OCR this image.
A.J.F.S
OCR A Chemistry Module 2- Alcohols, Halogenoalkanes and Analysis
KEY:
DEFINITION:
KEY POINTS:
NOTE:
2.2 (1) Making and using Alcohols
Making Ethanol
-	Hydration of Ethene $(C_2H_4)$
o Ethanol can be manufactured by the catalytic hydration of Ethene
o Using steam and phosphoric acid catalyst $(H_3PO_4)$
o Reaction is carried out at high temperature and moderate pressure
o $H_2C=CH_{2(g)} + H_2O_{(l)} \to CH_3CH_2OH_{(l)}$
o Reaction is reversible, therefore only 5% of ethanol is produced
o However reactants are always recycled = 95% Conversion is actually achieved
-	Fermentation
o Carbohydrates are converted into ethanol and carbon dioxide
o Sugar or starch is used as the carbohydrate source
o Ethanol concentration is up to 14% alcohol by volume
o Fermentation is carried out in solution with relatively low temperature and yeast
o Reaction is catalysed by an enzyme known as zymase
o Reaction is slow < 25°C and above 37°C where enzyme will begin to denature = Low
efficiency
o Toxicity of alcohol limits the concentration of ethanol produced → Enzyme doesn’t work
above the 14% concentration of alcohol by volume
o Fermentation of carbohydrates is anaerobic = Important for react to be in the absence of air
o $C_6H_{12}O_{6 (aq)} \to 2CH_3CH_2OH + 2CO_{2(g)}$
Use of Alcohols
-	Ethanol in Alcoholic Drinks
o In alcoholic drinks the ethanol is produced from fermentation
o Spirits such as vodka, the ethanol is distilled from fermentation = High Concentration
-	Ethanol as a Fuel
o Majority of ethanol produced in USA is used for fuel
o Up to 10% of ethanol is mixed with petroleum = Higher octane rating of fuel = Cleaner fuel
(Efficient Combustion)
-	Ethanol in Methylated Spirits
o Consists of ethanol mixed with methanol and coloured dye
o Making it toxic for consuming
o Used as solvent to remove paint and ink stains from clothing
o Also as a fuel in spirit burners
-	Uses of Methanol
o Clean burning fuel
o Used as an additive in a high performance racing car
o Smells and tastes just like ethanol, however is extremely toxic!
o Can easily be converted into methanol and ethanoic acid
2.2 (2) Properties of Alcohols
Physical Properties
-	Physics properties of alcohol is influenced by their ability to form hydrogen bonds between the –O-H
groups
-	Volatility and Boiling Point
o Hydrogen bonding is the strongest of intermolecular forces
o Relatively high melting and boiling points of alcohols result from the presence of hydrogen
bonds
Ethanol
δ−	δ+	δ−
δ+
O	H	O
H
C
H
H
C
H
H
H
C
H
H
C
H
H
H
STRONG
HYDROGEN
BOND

● **WHAT YOU WILL DO**: Pick out and copy the lines of the material that include the word "above".

● **YOUR RESPONSE**:
o Reaction is slow < 25°C and above 37°C where enzyme will begin to denature = Low
above the 14% concentration of alcohol by volume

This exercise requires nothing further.